● **Task objective**: Examine the material below. Gather every line in which the string "real" appears.

● **Supplied material**:

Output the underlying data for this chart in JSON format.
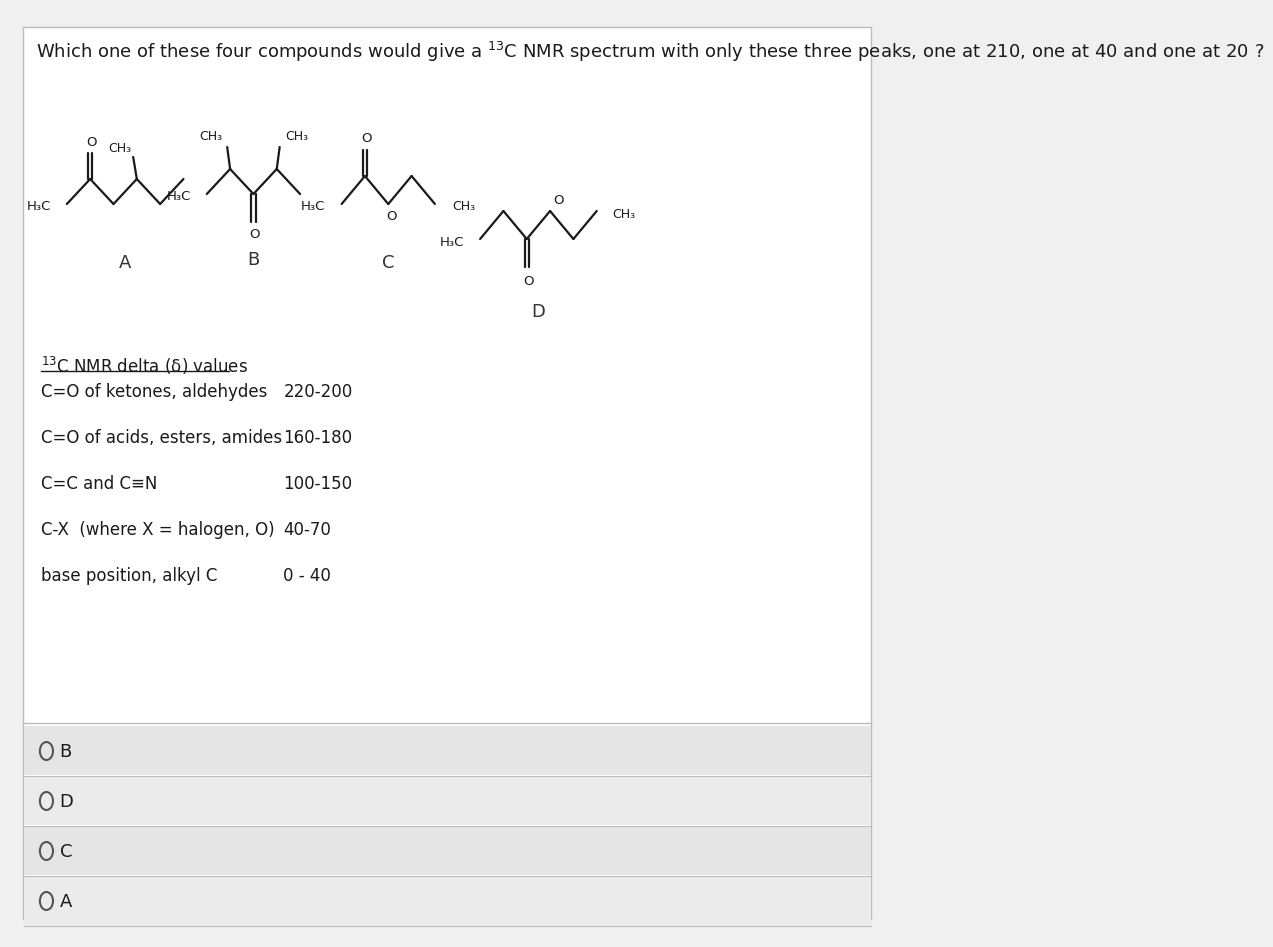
{
  "title": "Which one of these four compounds would give a $^{13}$C NMR spectrum with only these three peaks, one at 210, one at 40 and one at 20 ?",
  "background_color": "#f0f0f0",
  "panel_bg": "#ffffff",
  "nmr_table_header": "$^{13}$C NMR delta (δ) values",
  "nmr_rows": [
    [
      "C=O of ketones, aldehydes",
      "220-200"
    ],
    [
      "C=O of acids, esters, amides",
      "160-180"
    ],
    [
      "C=C and C≡N",
      "100-150"
    ],
    [
      "C-X  (where X = halogen, O)",
      "40-70"
    ],
    [
      "base position, alkyl C",
      "0 - 40"
    ]
  ],
  "answer_options": [
    "B",
    "D",
    "C",
    "A"
  ],
  "compound_labels": [
    "A",
    "B",
    "C",
    "D"
  ]
}
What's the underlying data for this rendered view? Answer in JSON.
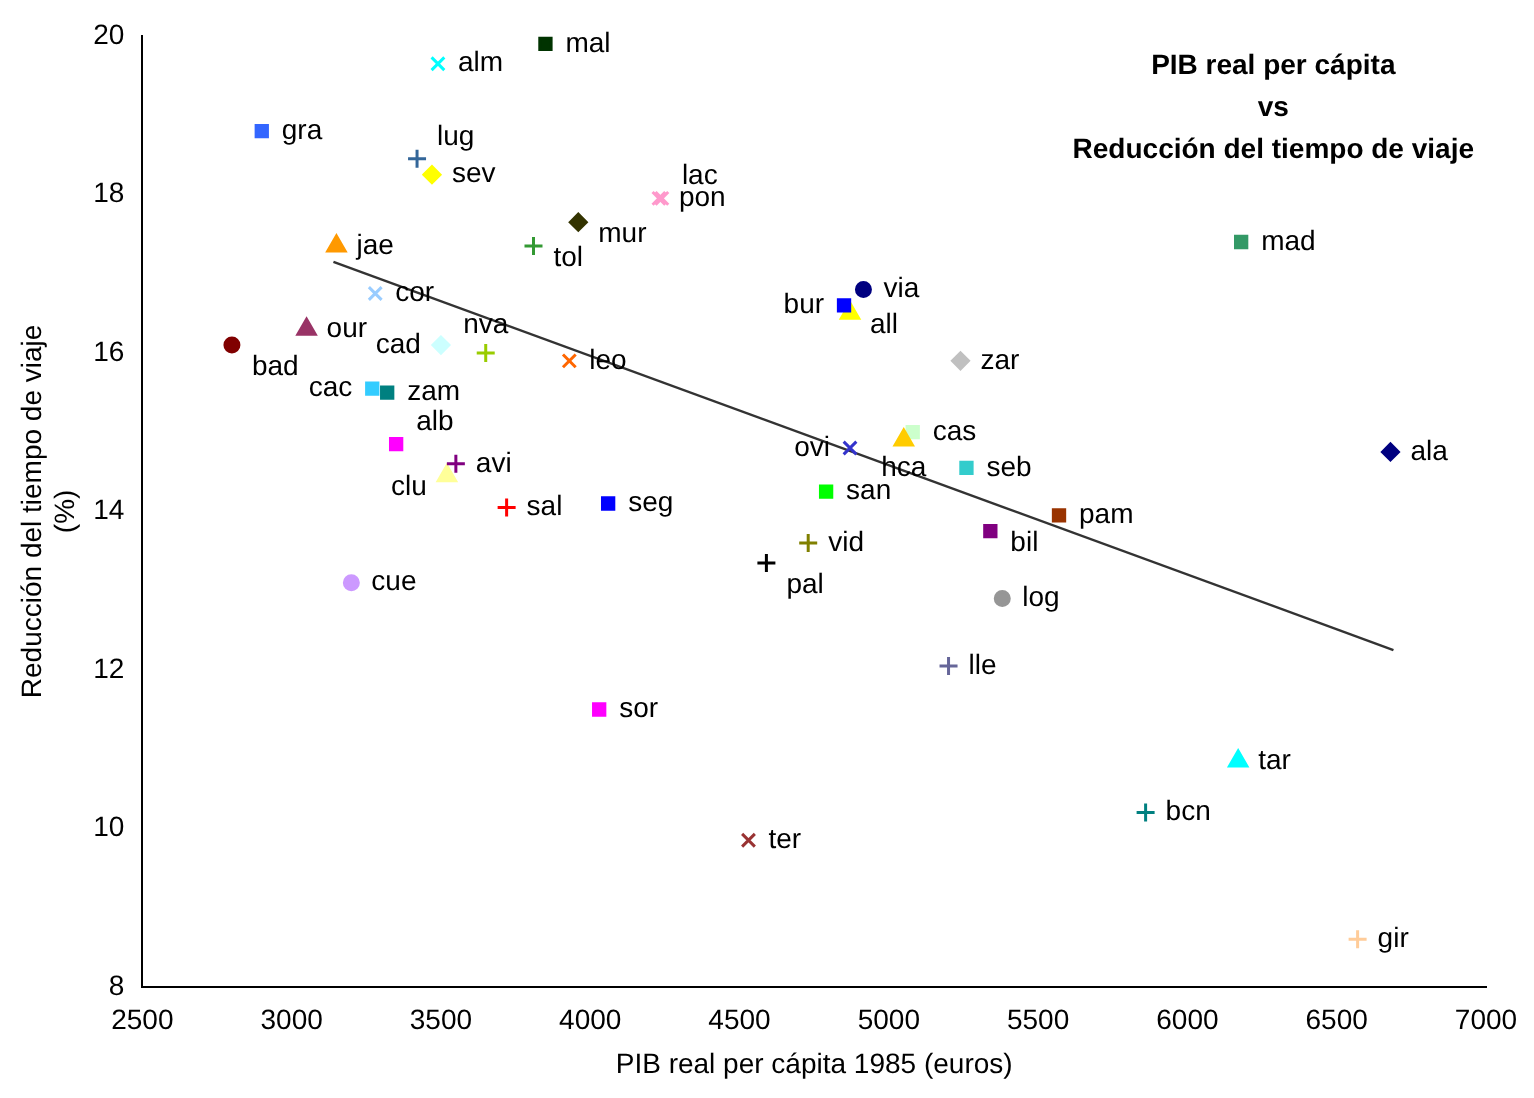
{
  "chart_data": {
    "type": "scatter",
    "title": "PIB real per cápita\nvs\nReducción del tiempo de viaje",
    "xlabel": "PIB real per cápita 1985 (euros)",
    "ylabel": "Reducción del tiempo de viaje (%)",
    "xlim": [
      2500,
      7000
    ],
    "xticks": [
      2500,
      3000,
      3500,
      4000,
      4500,
      5000,
      5500,
      6000,
      6500,
      7000
    ],
    "ylim": [
      8,
      20
    ],
    "yticks": [
      8,
      10,
      12,
      14,
      16,
      18,
      20
    ],
    "series": [
      {
        "name": "mal",
        "color": "#003300",
        "marker": "square",
        "x": [
          3850
        ],
        "values": [
          19.9
        ]
      },
      {
        "name": "alm",
        "color": "#00ffff",
        "marker": "x",
        "x": [
          3490
        ],
        "values": [
          19.65
        ]
      },
      {
        "name": "gra",
        "color": "#3366ff",
        "marker": "square",
        "x": [
          2900
        ],
        "values": [
          18.8
        ]
      },
      {
        "name": "lug",
        "color": "#336699",
        "marker": "cross",
        "x": [
          3420
        ],
        "values": [
          18.45
        ]
      },
      {
        "name": "sev",
        "color": "#ffff00",
        "marker": "diamond",
        "x": [
          3470
        ],
        "values": [
          18.25
        ]
      },
      {
        "name": "pon",
        "color": "#ff99cc",
        "marker": "x",
        "x": [
          4230
        ],
        "values": [
          17.95
        ]
      },
      {
        "name": "lac",
        "color": "#ff99cc",
        "marker": "x",
        "x": [
          4240
        ],
        "values": [
          17.95
        ]
      },
      {
        "name": "mur",
        "color": "#333300",
        "marker": "diamond",
        "x": [
          3960
        ],
        "values": [
          17.65
        ]
      },
      {
        "name": "jae",
        "color": "#ff9900",
        "marker": "triangle",
        "x": [
          3150
        ],
        "values": [
          17.35
        ]
      },
      {
        "name": "tol",
        "color": "#339933",
        "marker": "cross",
        "x": [
          3810
        ],
        "values": [
          17.35
        ]
      },
      {
        "name": "cor",
        "color": "#99ccff",
        "marker": "x",
        "x": [
          3280
        ],
        "values": [
          16.75
        ]
      },
      {
        "name": "mad",
        "color": "#339966",
        "marker": "square",
        "x": [
          6180
        ],
        "values": [
          17.4
        ]
      },
      {
        "name": "via",
        "color": "#000080",
        "marker": "circle",
        "x": [
          4915
        ],
        "values": [
          16.8
        ]
      },
      {
        "name": "bur",
        "color": "#0000ff",
        "marker": "square",
        "x": [
          4850
        ],
        "values": [
          16.6
        ]
      },
      {
        "name": "all",
        "color": "#ffff00",
        "marker": "triangle",
        "x": [
          4870
        ],
        "values": [
          16.5
        ]
      },
      {
        "name": "bad",
        "color": "#800000",
        "marker": "circle",
        "x": [
          2800
        ],
        "values": [
          16.1
        ]
      },
      {
        "name": "our",
        "color": "#993366",
        "marker": "triangle",
        "x": [
          3050
        ],
        "values": [
          16.3
        ]
      },
      {
        "name": "cad",
        "color": "#ccffff",
        "marker": "diamond",
        "x": [
          3500
        ],
        "values": [
          16.1
        ]
      },
      {
        "name": "nva",
        "color": "#99cc00",
        "marker": "cross",
        "x": [
          3650
        ],
        "values": [
          16.0
        ]
      },
      {
        "name": "leo",
        "color": "#ff6600",
        "marker": "x",
        "x": [
          3930
        ],
        "values": [
          15.9
        ]
      },
      {
        "name": "zar",
        "color": "#c0c0c0",
        "marker": "diamond",
        "x": [
          5240
        ],
        "values": [
          15.9
        ]
      },
      {
        "name": "cac",
        "color": "#33ccff",
        "marker": "square",
        "x": [
          3270
        ],
        "values": [
          15.55
        ]
      },
      {
        "name": "zam",
        "color": "#008080",
        "marker": "square",
        "x": [
          3320
        ],
        "values": [
          15.5
        ]
      },
      {
        "name": "alb",
        "color": "#ff00ff",
        "marker": "square",
        "x": [
          3350
        ],
        "values": [
          14.85
        ]
      },
      {
        "name": "avi",
        "color": "#800080",
        "marker": "cross",
        "x": [
          3550
        ],
        "values": [
          14.6
        ]
      },
      {
        "name": "clu",
        "color": "#ffff99",
        "marker": "triangle",
        "x": [
          3520
        ],
        "values": [
          14.45
        ]
      },
      {
        "name": "sal",
        "color": "#ff0000",
        "marker": "cross",
        "x": [
          3720
        ],
        "values": [
          14.05
        ]
      },
      {
        "name": "seg",
        "color": "#0000ff",
        "marker": "square",
        "x": [
          4060
        ],
        "values": [
          14.1
        ]
      },
      {
        "name": "cue",
        "color": "#cc99ff",
        "marker": "circle",
        "x": [
          3200
        ],
        "values": [
          13.1
        ]
      },
      {
        "name": "sor",
        "color": "#ff00ff",
        "marker": "square",
        "x": [
          4030
        ],
        "values": [
          11.5
        ]
      },
      {
        "name": "ovi",
        "color": "#3333cc",
        "marker": "x",
        "x": [
          4870
        ],
        "values": [
          14.8
        ]
      },
      {
        "name": "hca",
        "color": "#ffcc00",
        "marker": "triangle",
        "x": [
          5050
        ],
        "values": [
          14.9
        ]
      },
      {
        "name": "cas",
        "color": "#ccffcc",
        "marker": "square",
        "x": [
          5080
        ],
        "values": [
          15.0
        ]
      },
      {
        "name": "seb",
        "color": "#33cccc",
        "marker": "square",
        "x": [
          5260
        ],
        "values": [
          14.55
        ]
      },
      {
        "name": "san",
        "color": "#00ff00",
        "marker": "square",
        "x": [
          4790
        ],
        "values": [
          14.25
        ]
      },
      {
        "name": "pam",
        "color": "#993300",
        "marker": "square",
        "x": [
          5570
        ],
        "values": [
          13.95
        ]
      },
      {
        "name": "bil",
        "color": "#800080",
        "marker": "square",
        "x": [
          5340
        ],
        "values": [
          13.75
        ]
      },
      {
        "name": "vid",
        "color": "#808000",
        "marker": "cross",
        "x": [
          4730
        ],
        "values": [
          13.6
        ]
      },
      {
        "name": "pal",
        "color": "#000000",
        "marker": "cross",
        "x": [
          4590
        ],
        "values": [
          13.35
        ]
      },
      {
        "name": "log",
        "color": "#969696",
        "marker": "circle",
        "x": [
          5380
        ],
        "values": [
          12.9
        ]
      },
      {
        "name": "lle",
        "color": "#666699",
        "marker": "cross",
        "x": [
          5200
        ],
        "values": [
          12.05
        ]
      },
      {
        "name": "ala",
        "color": "#000080",
        "marker": "diamond",
        "x": [
          6680
        ],
        "values": [
          14.75
        ]
      },
      {
        "name": "tar",
        "color": "#00ffff",
        "marker": "triangle",
        "x": [
          6170
        ],
        "values": [
          10.85
        ]
      },
      {
        "name": "bcn",
        "color": "#008080",
        "marker": "cross",
        "x": [
          5860
        ],
        "values": [
          10.2
        ]
      },
      {
        "name": "ter",
        "color": "#993333",
        "marker": "x",
        "x": [
          4530
        ],
        "values": [
          9.85
        ]
      },
      {
        "name": "gir",
        "color": "#ffcc99",
        "marker": "cross",
        "x": [
          6570
        ],
        "values": [
          8.6
        ]
      },
      {
        "type": "line",
        "color": "#333333",
        "marker": "none",
        "x": [
          3140,
          6690
        ],
        "values": [
          17.15,
          12.25
        ]
      }
    ]
  }
}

● **Output of the task**:
    "title": "PIB real per cápita\nvs\nReducción del tiempo de viaje",
    "xlabel": "PIB real per cápita 1985 (euros)",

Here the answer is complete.